[Records from a dataset]
◆ ◆ ◆ ◆

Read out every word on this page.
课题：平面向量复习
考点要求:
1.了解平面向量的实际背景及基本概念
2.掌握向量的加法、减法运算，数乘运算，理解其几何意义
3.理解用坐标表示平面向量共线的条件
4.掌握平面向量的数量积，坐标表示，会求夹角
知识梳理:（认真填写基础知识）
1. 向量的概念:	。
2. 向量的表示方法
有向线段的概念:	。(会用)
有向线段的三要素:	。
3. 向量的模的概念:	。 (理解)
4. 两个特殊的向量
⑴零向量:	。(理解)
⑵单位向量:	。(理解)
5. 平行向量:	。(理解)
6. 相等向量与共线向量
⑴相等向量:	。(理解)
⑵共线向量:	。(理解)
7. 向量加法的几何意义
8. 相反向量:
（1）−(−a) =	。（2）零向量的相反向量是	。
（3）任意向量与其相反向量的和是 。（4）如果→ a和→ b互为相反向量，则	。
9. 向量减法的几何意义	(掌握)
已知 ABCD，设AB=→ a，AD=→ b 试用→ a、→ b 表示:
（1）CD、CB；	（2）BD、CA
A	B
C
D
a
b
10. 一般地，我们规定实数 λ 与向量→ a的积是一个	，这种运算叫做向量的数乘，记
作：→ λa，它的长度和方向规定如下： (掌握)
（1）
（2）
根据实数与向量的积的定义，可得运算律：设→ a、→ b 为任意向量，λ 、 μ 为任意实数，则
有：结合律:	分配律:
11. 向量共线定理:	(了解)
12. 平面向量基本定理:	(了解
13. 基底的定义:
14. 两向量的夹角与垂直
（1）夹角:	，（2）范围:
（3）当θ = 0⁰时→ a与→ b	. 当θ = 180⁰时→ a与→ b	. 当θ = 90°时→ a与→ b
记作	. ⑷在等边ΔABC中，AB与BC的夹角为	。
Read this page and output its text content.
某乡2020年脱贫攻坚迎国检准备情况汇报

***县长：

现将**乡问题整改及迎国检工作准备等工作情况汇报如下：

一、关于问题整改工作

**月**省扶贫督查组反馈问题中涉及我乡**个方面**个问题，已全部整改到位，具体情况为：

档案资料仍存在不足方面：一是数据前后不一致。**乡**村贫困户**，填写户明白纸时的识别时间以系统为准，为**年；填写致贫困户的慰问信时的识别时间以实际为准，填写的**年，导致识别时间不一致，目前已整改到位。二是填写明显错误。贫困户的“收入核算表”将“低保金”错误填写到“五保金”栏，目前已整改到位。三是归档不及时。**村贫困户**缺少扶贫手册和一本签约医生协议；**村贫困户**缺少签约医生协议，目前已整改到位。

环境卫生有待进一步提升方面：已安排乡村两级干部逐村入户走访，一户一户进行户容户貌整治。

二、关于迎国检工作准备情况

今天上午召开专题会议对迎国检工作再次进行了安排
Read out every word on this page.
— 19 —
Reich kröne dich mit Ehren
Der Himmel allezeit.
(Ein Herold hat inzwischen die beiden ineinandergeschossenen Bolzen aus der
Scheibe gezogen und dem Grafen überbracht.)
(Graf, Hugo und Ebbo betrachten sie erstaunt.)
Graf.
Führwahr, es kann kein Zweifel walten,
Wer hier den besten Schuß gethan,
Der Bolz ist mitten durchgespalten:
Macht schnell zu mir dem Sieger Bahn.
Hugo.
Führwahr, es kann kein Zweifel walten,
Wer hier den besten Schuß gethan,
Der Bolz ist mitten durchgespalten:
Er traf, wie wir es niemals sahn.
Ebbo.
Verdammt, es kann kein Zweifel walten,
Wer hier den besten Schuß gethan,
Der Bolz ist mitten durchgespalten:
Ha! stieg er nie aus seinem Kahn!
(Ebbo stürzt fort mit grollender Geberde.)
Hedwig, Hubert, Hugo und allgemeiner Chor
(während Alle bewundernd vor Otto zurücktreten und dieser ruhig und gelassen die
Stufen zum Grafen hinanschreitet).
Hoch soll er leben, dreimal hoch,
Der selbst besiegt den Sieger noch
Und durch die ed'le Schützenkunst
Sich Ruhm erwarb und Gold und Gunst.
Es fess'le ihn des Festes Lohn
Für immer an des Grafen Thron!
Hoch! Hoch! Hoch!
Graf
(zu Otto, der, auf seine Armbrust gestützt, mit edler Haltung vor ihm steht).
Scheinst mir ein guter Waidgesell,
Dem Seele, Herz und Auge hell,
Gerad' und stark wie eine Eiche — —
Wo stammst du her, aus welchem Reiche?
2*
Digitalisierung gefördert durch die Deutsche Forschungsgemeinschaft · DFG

◆ ◆ ◆ ◆

**Work to be completed:** Extract every entry in the listing word for word.

**Result below:**
Read out every word on this page.
课题：平面向量复习
考点要求:
1.了解平面向量的实际背景及基本概念
2.掌握向量的加法、减法运算，数乘运算，理解其几何意义
3.理解用坐标表示平面向量共线的条件
4.掌握平面向量的数量积，坐标表示，会求夹角
知识梳理:（认真填写基础知识）
1. 向量的概念:	。
2. 向量的表示方法
有向线段的概念:	。(会用)
有向线段的三要素:	。
3. 向量的模的概念:	。 (理解)
4. 两个特殊的向量
⑴零向量:	。(理解)
⑵单位向量:	。(理解)
5. 平行向量:	。(理解)
6. 相等向量与共线向量
⑴相等向量:	。(理解)
⑵共线向量:	。(理解)
7. 向量加法的几何意义
8. 相反向量:
（1）−(−a) =	。（2）零向量的相反向量是	。
（3）任意向量与其相反向量的和是 。（4）如果→ a和→ b互为相反向量，则	。
9. 向量减法的几何意义	(掌握)
已知 ABCD，设AB=→ a，AD=→ b 试用→ a、→ b 表示:
（1）CD、CB；	（2）BD、CA
A	B
C
D
a
b
10. 一般地，我们规定实数 λ 与向量→ a的积是一个	，这种运算叫做向量的数乘，记
作：→ λa，它的长度和方向规定如下： (掌握)
（1）
（2）
根据实数与向量的积的定义，可得运算律：设→ a、→ b 为任意向量，λ 、 μ 为任意实数，则
有：结合律:	分配律:
11. 向量共线定理:	(了解)
12. 平面向量基本定理:	(了解
13. 基底的定义:
14. 两向量的夹角与垂直
（1）夹角:	，（2）范围:
（3）当θ = 0⁰时→ a与→ b	. 当θ = 180⁰时→ a与→ b	. 当θ = 90°时→ a与→ b
记作	. ⑷在等边ΔABC中，AB与BC的夹角为	。
Read this page and output its text content.
某乡2020年脱贫攻坚迎国检准备情况汇报

***县长：

现将**乡问题整改及迎国检工作准备等工作情况汇报如下：

一、关于问题整改工作

**月**省扶贫督查组反馈问题中涉及我乡**个方面**个问题，已全部整改到位，具体情况为：

档案资料仍存在不足方面：一是数据前后不一致。**乡**村贫困户**，填写户明白纸时的识别时间以系统为准，为**年；填写致贫困户的慰问信时的识别时间以实际为准，填写的**年，导致识别时间不一致，目前已整改到位。二是填写明显错误。贫困户的“收入核算表”将“低保金”错误填写到“五保金”栏，目前已整改到位。三是归档不及时。**村贫困户**缺少扶贫手册和一本签约医生协议；**村贫困户**缺少签约医生协议，目前已整改到位。

环境卫生有待进一步提升方面：已安排乡村两级干部逐村入户走访，一户一户进行户容户貌整治。

二、关于迎国检工作准备情况

今天上午召开专题会议对迎国检工作再次进行了安排
Read out every word on this page.
— 19 —
Reich kröne dich mit Ehren
Der Himmel allezeit.
(Ein Herold hat inzwischen die beiden ineinandergeschossenen Bolzen aus der
Scheibe gezogen und dem Grafen überbracht.)
(Graf, Hugo und Ebbo betrachten sie erstaunt.)
Graf.
Führwahr, es kann kein Zweifel walten,
Wer hier den besten Schuß gethan,
Der Bolz ist mitten durchgespalten:
Macht schnell zu mir dem Sieger Bahn.
Hugo.
Führwahr, es kann kein Zweifel walten,
Wer hier den besten Schuß gethan,
Der Bolz ist mitten durchgespalten:
Er traf, wie wir es niemals sahn.
Ebbo.
Verdammt, es kann kein Zweifel walten,
Wer hier den besten Schuß gethan,
Der Bolz ist mitten durchgespalten:
Ha! stieg er nie aus seinem Kahn!
(Ebbo stürzt fort mit grollender Geberde.)
Hedwig, Hubert, Hugo und allgemeiner Chor
(während Alle bewundernd vor Otto zurücktreten und dieser ruhig und gelassen die
Stufen zum Grafen hinanschreitet).
Hoch soll er leben, dreimal hoch,
Der selbst besiegt den Sieger noch
Und durch die ed'le Schützenkunst
Sich Ruhm erwarb und Gold und Gunst.
Es fess'le ihn des Festes Lohn
Für immer an des Grafen Thron!
Hoch! Hoch! Hoch!
Graf
(zu Otto, der, auf seine Armbrust gestützt, mit edler Haltung vor ihm steht).
Scheinst mir ein guter Waidgesell,
Dem Seele, Herz und Auge hell,
Gerad' und stark wie eine Eiche — —
Wo stammst du her, aus welchem Reiche?
2*
Digitalisierung gefördert durch die Deutsche Forschungsgemeinschaft · DFG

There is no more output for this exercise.